What needs to be done:
Give back the whole listing exactly as shown.

Source records:
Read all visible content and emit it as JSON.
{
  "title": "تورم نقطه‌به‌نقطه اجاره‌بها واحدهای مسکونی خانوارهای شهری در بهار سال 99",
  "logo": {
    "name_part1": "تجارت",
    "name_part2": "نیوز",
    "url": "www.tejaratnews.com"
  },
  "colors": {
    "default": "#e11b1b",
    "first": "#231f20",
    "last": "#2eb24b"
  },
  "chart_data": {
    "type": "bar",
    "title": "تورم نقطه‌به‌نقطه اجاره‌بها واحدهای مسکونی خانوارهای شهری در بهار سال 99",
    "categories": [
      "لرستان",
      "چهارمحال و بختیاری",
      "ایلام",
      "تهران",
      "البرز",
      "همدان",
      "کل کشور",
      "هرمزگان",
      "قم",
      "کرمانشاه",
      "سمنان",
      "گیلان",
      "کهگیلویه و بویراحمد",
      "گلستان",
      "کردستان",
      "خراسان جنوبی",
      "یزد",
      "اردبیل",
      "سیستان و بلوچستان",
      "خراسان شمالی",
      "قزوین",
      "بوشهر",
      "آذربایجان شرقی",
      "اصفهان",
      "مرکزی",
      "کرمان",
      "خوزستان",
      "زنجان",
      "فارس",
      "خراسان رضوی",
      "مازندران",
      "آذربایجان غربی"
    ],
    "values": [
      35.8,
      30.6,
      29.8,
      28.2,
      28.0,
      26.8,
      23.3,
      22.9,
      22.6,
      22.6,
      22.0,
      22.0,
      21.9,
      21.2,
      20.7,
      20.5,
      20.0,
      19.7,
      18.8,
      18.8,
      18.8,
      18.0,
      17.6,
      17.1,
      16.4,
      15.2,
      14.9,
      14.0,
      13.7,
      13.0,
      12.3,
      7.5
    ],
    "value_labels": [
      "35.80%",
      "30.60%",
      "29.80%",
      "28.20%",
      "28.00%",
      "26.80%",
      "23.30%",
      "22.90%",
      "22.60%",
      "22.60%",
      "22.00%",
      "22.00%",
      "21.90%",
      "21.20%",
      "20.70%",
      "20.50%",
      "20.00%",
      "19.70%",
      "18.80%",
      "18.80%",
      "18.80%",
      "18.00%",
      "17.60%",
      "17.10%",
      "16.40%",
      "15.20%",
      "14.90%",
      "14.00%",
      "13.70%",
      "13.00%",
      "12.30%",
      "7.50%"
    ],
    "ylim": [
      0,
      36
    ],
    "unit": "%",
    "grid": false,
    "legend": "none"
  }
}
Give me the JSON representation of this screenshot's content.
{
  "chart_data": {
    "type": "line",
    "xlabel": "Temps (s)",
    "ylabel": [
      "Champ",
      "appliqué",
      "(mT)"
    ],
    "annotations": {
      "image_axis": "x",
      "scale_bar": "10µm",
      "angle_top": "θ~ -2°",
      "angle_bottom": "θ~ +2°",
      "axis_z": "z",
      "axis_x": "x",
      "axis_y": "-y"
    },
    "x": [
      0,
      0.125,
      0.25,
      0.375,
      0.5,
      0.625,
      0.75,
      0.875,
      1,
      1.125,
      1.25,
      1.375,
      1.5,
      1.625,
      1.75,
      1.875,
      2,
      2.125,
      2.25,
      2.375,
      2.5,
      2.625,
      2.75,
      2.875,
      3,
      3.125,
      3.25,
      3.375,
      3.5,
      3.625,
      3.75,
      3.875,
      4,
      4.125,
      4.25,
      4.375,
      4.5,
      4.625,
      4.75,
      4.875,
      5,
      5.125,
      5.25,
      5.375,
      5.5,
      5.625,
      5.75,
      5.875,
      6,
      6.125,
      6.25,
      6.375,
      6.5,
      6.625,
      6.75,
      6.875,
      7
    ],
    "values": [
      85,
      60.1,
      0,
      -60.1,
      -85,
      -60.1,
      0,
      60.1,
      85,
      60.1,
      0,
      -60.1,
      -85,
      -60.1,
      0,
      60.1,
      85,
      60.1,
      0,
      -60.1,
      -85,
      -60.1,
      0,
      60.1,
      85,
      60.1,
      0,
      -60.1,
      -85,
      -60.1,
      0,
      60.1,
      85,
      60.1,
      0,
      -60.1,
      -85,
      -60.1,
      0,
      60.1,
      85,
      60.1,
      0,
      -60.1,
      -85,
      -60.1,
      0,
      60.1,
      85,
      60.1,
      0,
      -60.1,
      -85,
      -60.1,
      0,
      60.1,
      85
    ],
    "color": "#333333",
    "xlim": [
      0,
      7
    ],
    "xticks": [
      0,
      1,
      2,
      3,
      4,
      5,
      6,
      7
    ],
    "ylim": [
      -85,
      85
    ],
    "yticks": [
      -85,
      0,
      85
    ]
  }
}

Correct response:
Read all visible content and emit it as JSON.
{
  "title": "تورم نقطه‌به‌نقطه اجاره‌بها واحدهای مسکونی خانوارهای شهری در بهار سال 99",
  "logo": {
    "name_part1": "تجارت",
    "name_part2": "نیوز",
    "url": "www.tejaratnews.com"
  },
  "colors": {
    "default": "#e11b1b",
    "first": "#231f20",
    "last": "#2eb24b"
  },
  "chart_data": {
    "type": "bar",
    "title": "تورم نقطه‌به‌نقطه اجاره‌بها واحدهای مسکونی خانوارهای شهری در بهار سال 99",
    "categories": [
      "لرستان",
      "چهارمحال و بختیاری",
      "ایلام",
      "تهران",
      "البرز",
      "همدان",
      "کل کشور",
      "هرمزگان",
      "قم",
      "کرمانشاه",
      "سمنان",
      "گیلان",
      "کهگیلویه و بویراحمد",
      "گلستان",
      "کردستان",
      "خراسان جنوبی",
      "یزد",
      "اردبیل",
      "سیستان و بلوچستان",
      "خراسان شمالی",
      "قزوین",
      "بوشهر",
      "آذربایجان شرقی",
      "اصفهان",
      "مرکزی",
      "کرمان",
      "خوزستان",
      "زنجان",
      "فارس",
      "خراسان رضوی",
      "مازندران",
      "آذربایجان غربی"
    ],
    "values": [
      35.8,
      30.6,
      29.8,
      28.2,
      28.0,
      26.8,
      23.3,
      22.9,
      22.6,
      22.6,
      22.0,
      22.0,
      21.9,
      21.2,
      20.7,
      20.5,
      20.0,
      19.7,
      18.8,
      18.8,
      18.8,
      18.0,
      17.6,
      17.1,
      16.4,
      15.2,
      14.9,
      14.0,
      13.7,
      13.0,
      12.3,
      7.5
    ],
    "value_labels": [
      "35.80%",
      "30.60%",
      "29.80%",
      "28.20%",
      "28.00%",
      "26.80%",
      "23.30%",
      "22.90%",
      "22.60%",
      "22.60%",
      "22.00%",
      "22.00%",
      "21.90%",
      "21.20%",
      "20.70%",
      "20.50%",
      "20.00%",
      "19.70%",
      "18.80%",
      "18.80%",
      "18.80%",
      "18.00%",
      "17.60%",
      "17.10%",
      "16.40%",
      "15.20%",
      "14.90%",
      "14.00%",
      "13.70%",
      "13.00%",
      "12.30%",
      "7.50%"
    ],
    "ylim": [
      0,
      36
    ],
    "unit": "%",
    "grid": false,
    "legend": "none"
  }
}
Give me the JSON representation of this screenshot's content.
{
  "chart_data": {
    "type": "line",
    "xlabel": "Temps (s)",
    "ylabel": [
      "Champ",
      "appliqué",
      "(mT)"
    ],
    "annotations": {
      "image_axis": "x",
      "scale_bar": "10µm",
      "angle_top": "θ~ -2°",
      "angle_bottom": "θ~ +2°",
      "axis_z": "z",
      "axis_x": "x",
      "axis_y": "-y"
    },
    "x": [
      0,
      0.125,
      0.25,
      0.375,
      0.5,
      0.625,
      0.75,
      0.875,
      1,
      1.125,
      1.25,
      1.375,
      1.5,
      1.625,
      1.75,
      1.875,
      2,
      2.125,
      2.25,
      2.375,
      2.5,
      2.625,
      2.75,
      2.875,
      3,
      3.125,
      3.25,
      3.375,
      3.5,
      3.625,
      3.75,
      3.875,
      4,
      4.125,
      4.25,
      4.375,
      4.5,
      4.625,
      4.75,
      4.875,
      5,
      5.125,
      5.25,
      5.375,
      5.5,
      5.625,
      5.75,
      5.875,
      6,
      6.125,
      6.25,
      6.375,
      6.5,
      6.625,
      6.75,
      6.875,
      7
    ],
    "values": [
      85,
      60.1,
      0,
      -60.1,
      -85,
      -60.1,
      0,
      60.1,
      85,
      60.1,
      0,
      -60.1,
      -85,
      -60.1,
      0,
      60.1,
      85,
      60.1,
      0,
      -60.1,
      -85,
      -60.1,
      0,
      60.1,
      85,
      60.1,
      0,
      -60.1,
      -85,
      -60.1,
      0,
      60.1,
      85,
      60.1,
      0,
      -60.1,
      -85,
      -60.1,
      0,
      60.1,
      85,
      60.1,
      0,
      -60.1,
      -85,
      -60.1,
      0,
      60.1,
      85,
      60.1,
      0,
      -60.1,
      -85,
      -60.1,
      0,
      60.1,
      85
    ],
    "color": "#333333",
    "xlim": [
      0,
      7
    ],
    "xticks": [
      0,
      1,
      2,
      3,
      4,
      5,
      6,
      7
    ],
    "ylim": [
      -85,
      85
    ],
    "yticks": [
      -85,
      0,
      85
    ]
  }
}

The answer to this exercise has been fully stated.